§ **Written problem**
Establish how many lines in the material include the string "change" and report it as a lone number.

§ **Entries**
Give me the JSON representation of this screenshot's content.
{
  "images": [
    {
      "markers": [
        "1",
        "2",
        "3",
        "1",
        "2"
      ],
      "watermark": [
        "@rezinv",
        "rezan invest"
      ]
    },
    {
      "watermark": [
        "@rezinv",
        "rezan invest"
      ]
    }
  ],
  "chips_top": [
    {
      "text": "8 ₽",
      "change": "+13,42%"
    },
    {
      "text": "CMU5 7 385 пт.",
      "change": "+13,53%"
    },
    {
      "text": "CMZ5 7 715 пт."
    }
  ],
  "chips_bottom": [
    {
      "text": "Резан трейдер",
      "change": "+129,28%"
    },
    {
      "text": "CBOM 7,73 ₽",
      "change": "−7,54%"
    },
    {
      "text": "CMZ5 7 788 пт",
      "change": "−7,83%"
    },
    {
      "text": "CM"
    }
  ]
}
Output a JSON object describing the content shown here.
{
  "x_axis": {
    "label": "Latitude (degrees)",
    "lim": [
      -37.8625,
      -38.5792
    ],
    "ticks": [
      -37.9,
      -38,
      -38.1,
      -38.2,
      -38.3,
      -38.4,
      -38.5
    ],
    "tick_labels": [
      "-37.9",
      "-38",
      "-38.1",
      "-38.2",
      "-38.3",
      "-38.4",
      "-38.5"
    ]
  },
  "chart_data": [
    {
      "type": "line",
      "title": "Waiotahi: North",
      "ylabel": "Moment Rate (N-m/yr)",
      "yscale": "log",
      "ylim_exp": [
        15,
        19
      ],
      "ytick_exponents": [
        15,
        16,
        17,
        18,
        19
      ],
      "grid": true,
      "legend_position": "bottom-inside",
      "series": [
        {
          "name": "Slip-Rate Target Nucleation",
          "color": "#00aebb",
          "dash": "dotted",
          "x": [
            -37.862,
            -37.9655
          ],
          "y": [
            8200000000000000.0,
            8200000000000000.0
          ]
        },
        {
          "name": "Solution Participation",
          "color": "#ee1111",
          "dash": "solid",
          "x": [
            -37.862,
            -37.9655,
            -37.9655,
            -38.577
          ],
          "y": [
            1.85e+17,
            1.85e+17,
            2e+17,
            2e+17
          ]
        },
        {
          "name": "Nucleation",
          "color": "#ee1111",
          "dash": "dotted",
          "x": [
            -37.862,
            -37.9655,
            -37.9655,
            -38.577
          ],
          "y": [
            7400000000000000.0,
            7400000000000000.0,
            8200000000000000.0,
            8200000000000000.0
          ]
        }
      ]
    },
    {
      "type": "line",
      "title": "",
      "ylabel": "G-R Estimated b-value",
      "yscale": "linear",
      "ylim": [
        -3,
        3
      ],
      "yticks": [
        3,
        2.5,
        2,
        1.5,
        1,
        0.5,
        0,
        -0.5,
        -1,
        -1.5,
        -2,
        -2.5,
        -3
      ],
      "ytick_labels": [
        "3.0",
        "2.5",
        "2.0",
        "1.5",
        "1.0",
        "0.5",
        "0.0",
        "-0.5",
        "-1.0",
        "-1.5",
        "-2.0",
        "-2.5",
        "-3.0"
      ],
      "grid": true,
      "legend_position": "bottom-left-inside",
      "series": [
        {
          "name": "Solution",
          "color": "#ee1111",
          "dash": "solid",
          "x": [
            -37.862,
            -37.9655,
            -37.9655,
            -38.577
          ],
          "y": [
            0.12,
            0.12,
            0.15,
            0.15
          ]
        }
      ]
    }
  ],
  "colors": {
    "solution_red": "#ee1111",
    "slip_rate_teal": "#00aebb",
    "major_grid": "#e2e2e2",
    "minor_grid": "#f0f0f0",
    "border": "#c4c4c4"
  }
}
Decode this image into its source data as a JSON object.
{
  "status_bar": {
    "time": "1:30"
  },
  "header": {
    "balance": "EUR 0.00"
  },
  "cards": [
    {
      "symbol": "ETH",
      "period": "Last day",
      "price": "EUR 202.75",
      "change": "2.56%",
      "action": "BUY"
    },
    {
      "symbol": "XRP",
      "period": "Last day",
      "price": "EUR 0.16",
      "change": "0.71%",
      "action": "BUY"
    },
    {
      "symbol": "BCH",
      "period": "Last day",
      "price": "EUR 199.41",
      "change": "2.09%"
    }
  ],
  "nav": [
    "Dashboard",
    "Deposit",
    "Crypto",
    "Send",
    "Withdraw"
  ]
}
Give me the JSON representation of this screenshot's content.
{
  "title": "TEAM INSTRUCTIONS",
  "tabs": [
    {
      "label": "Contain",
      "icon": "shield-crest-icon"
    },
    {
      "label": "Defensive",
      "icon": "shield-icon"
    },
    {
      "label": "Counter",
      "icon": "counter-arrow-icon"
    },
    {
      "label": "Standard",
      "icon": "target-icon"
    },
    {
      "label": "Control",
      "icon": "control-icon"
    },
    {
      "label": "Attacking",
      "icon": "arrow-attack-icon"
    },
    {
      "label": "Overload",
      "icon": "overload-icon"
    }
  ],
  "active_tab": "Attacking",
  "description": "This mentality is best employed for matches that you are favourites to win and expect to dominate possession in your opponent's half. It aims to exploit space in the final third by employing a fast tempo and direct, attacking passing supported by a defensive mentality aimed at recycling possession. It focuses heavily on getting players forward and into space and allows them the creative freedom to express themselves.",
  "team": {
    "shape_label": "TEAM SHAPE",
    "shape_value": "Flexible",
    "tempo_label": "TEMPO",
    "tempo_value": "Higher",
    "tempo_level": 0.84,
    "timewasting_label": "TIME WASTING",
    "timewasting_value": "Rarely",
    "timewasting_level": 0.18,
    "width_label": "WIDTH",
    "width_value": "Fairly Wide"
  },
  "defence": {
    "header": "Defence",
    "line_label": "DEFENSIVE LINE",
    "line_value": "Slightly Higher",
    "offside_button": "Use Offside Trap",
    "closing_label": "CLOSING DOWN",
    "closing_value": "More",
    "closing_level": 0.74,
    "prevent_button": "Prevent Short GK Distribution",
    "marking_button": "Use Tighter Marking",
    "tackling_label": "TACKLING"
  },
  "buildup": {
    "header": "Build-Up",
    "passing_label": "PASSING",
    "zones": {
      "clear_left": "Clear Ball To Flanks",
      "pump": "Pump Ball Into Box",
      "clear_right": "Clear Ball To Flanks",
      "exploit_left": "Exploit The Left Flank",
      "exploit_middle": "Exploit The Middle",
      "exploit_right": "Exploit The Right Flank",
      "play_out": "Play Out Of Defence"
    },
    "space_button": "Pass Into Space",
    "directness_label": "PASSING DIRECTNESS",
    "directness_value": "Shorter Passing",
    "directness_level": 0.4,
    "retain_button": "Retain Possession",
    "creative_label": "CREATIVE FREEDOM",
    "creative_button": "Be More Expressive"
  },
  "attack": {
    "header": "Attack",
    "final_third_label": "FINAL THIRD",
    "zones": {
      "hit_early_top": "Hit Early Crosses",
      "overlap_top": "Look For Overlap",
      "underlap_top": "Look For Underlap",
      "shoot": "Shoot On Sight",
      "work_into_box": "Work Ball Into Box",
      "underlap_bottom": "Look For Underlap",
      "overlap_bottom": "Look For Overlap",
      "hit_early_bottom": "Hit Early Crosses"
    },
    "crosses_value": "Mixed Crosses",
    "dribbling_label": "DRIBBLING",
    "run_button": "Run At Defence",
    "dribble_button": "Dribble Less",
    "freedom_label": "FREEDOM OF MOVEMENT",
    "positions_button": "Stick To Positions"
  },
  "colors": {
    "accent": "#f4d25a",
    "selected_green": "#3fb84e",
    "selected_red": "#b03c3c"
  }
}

§ **Full answer**
8